#### SUPPLIED DATA:

^^^^^^^^

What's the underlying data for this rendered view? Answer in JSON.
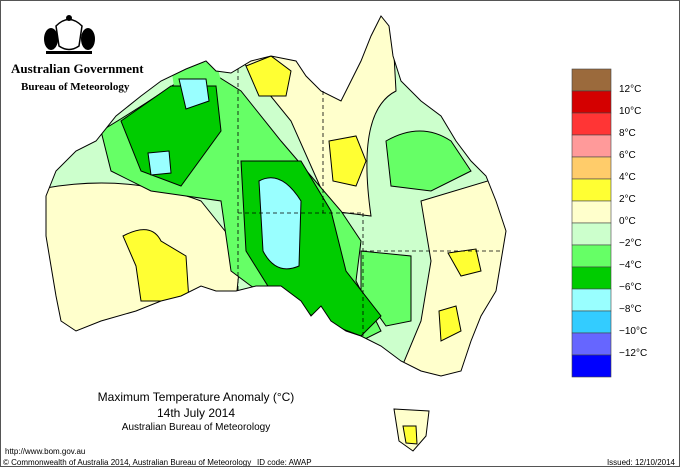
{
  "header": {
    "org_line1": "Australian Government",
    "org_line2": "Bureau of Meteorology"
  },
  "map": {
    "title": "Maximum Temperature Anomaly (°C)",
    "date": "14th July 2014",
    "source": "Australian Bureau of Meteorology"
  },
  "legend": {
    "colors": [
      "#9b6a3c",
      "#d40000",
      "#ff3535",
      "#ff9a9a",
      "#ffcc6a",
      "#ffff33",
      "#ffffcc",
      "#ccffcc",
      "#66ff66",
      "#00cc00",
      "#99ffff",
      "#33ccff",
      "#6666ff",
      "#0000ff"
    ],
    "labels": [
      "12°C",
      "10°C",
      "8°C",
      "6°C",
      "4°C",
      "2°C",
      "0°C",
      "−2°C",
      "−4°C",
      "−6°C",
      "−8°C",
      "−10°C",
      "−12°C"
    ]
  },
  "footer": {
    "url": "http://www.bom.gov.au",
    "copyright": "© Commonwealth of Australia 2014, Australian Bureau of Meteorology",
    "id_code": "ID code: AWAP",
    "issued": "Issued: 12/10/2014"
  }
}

^^^^^^^^

#### YOUR INSTRUCTIONS:
Every record above must be given again exactly; drop the pictures.

#### ANSWER TO THE PROBLEM:
What's the underlying data for this rendered view? Answer in JSON.
{
  "header": {
    "org_line1": "Australian Government",
    "org_line2": "Bureau of Meteorology"
  },
  "map": {
    "title": "Maximum Temperature Anomaly (°C)",
    "date": "14th July 2014",
    "source": "Australian Bureau of Meteorology"
  },
  "legend": {
    "colors": [
      "#9b6a3c",
      "#d40000",
      "#ff3535",
      "#ff9a9a",
      "#ffcc6a",
      "#ffff33",
      "#ffffcc",
      "#ccffcc",
      "#66ff66",
      "#00cc00",
      "#99ffff",
      "#33ccff",
      "#6666ff",
      "#0000ff"
    ],
    "labels": [
      "12°C",
      "10°C",
      "8°C",
      "6°C",
      "4°C",
      "2°C",
      "0°C",
      "−2°C",
      "−4°C",
      "−6°C",
      "−8°C",
      "−10°C",
      "−12°C"
    ]
  },
  "footer": {
    "url": "http://www.bom.gov.au",
    "copyright": "© Commonwealth of Australia 2014, Australian Bureau of Meteorology",
    "id_code": "ID code: AWAP",
    "issued": "Issued: 12/10/2014"
  }
}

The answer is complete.